### PROBLEM TO WORK ON
Read the records and write them out again exactly.

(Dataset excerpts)

[start]

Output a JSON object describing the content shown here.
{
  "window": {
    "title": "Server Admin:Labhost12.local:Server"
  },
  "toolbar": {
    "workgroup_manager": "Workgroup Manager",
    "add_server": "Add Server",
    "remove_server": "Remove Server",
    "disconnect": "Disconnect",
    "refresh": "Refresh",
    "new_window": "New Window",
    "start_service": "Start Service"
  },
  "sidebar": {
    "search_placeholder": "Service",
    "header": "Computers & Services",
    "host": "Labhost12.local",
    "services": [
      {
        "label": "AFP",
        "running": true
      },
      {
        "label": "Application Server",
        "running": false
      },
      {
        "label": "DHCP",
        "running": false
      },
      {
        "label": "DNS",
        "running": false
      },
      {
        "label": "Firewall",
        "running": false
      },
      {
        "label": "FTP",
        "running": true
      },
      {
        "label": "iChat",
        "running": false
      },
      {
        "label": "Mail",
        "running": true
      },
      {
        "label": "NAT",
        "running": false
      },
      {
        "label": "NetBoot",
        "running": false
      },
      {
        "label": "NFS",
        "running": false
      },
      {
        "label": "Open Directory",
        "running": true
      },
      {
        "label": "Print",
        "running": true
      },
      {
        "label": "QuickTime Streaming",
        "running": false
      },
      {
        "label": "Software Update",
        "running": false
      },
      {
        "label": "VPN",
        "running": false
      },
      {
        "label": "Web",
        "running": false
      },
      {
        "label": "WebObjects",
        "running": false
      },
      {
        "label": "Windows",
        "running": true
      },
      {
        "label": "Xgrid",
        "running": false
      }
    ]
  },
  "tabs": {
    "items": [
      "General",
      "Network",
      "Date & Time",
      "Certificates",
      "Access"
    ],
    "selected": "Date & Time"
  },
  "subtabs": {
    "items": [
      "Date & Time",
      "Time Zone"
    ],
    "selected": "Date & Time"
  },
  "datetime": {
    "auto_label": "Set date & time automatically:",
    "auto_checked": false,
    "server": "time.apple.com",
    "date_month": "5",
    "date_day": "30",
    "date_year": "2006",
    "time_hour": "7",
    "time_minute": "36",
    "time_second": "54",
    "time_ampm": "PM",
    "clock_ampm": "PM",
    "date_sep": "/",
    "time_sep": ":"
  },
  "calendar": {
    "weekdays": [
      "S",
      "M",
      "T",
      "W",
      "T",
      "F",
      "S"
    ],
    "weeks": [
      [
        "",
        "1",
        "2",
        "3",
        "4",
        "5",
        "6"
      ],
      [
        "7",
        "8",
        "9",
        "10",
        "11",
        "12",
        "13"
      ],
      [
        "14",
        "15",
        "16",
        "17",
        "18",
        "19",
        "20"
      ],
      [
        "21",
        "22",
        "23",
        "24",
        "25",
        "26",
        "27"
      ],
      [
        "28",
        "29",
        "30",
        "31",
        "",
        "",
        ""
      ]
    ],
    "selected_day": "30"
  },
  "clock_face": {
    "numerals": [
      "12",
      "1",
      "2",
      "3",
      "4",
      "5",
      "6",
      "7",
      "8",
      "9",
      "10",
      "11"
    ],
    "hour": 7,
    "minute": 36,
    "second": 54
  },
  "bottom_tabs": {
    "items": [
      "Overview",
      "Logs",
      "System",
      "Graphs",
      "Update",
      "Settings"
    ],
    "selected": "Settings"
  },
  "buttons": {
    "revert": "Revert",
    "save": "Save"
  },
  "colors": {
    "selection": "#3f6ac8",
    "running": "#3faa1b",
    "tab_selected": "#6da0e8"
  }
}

[end]

### RESULT OF THIS EXERCISE
Output a JSON object describing the content shown here.
{
  "window": {
    "title": "Server Admin:Labhost12.local:Server"
  },
  "toolbar": {
    "workgroup_manager": "Workgroup Manager",
    "add_server": "Add Server",
    "remove_server": "Remove Server",
    "disconnect": "Disconnect",
    "refresh": "Refresh",
    "new_window": "New Window",
    "start_service": "Start Service"
  },
  "sidebar": {
    "search_placeholder": "Service",
    "header": "Computers & Services",
    "host": "Labhost12.local",
    "services": [
      {
        "label": "AFP",
        "running": true
      },
      {
        "label": "Application Server",
        "running": false
      },
      {
        "label": "DHCP",
        "running": false
      },
      {
        "label": "DNS",
        "running": false
      },
      {
        "label": "Firewall",
        "running": false
      },
      {
        "label": "FTP",
        "running": true
      },
      {
        "label": "iChat",
        "running": false
      },
      {
        "label": "Mail",
        "running": true
      },
      {
        "label": "NAT",
        "running": false
      },
      {
        "label": "NetBoot",
        "running": false
      },
      {
        "label": "NFS",
        "running": false
      },
      {
        "label": "Open Directory",
        "running": true
      },
      {
        "label": "Print",
        "running": true
      },
      {
        "label": "QuickTime Streaming",
        "running": false
      },
      {
        "label": "Software Update",
        "running": false
      },
      {
        "label": "VPN",
        "running": false
      },
      {
        "label": "Web",
        "running": false
      },
      {
        "label": "WebObjects",
        "running": false
      },
      {
        "label": "Windows",
        "running": true
      },
      {
        "label": "Xgrid",
        "running": false
      }
    ]
  },
  "tabs": {
    "items": [
      "General",
      "Network",
      "Date & Time",
      "Certificates",
      "Access"
    ],
    "selected": "Date & Time"
  },
  "subtabs": {
    "items": [
      "Date & Time",
      "Time Zone"
    ],
    "selected": "Date & Time"
  },
  "datetime": {
    "auto_label": "Set date & time automatically:",
    "auto_checked": false,
    "server": "time.apple.com",
    "date_month": "5",
    "date_day": "30",
    "date_year": "2006",
    "time_hour": "7",
    "time_minute": "36",
    "time_second": "54",
    "time_ampm": "PM",
    "clock_ampm": "PM",
    "date_sep": "/",
    "time_sep": ":"
  },
  "calendar": {
    "weekdays": [
      "S",
      "M",
      "T",
      "W",
      "T",
      "F",
      "S"
    ],
    "weeks": [
      [
        "",
        "1",
        "2",
        "3",
        "4",
        "5",
        "6"
      ],
      [
        "7",
        "8",
        "9",
        "10",
        "11",
        "12",
        "13"
      ],
      [
        "14",
        "15",
        "16",
        "17",
        "18",
        "19",
        "20"
      ],
      [
        "21",
        "22",
        "23",
        "24",
        "25",
        "26",
        "27"
      ],
      [
        "28",
        "29",
        "30",
        "31",
        "",
        "",
        ""
      ]
    ],
    "selected_day": "30"
  },
  "clock_face": {
    "numerals": [
      "12",
      "1",
      "2",
      "3",
      "4",
      "5",
      "6",
      "7",
      "8",
      "9",
      "10",
      "11"
    ],
    "hour": 7,
    "minute": 36,
    "second": 54
  },
  "bottom_tabs": {
    "items": [
      "Overview",
      "Logs",
      "System",
      "Graphs",
      "Update",
      "Settings"
    ],
    "selected": "Settings"
  },
  "buttons": {
    "revert": "Revert",
    "save": "Save"
  },
  "colors": {
    "selection": "#3f6ac8",
    "running": "#3faa1b",
    "tab_selected": "#6da0e8"
  }
}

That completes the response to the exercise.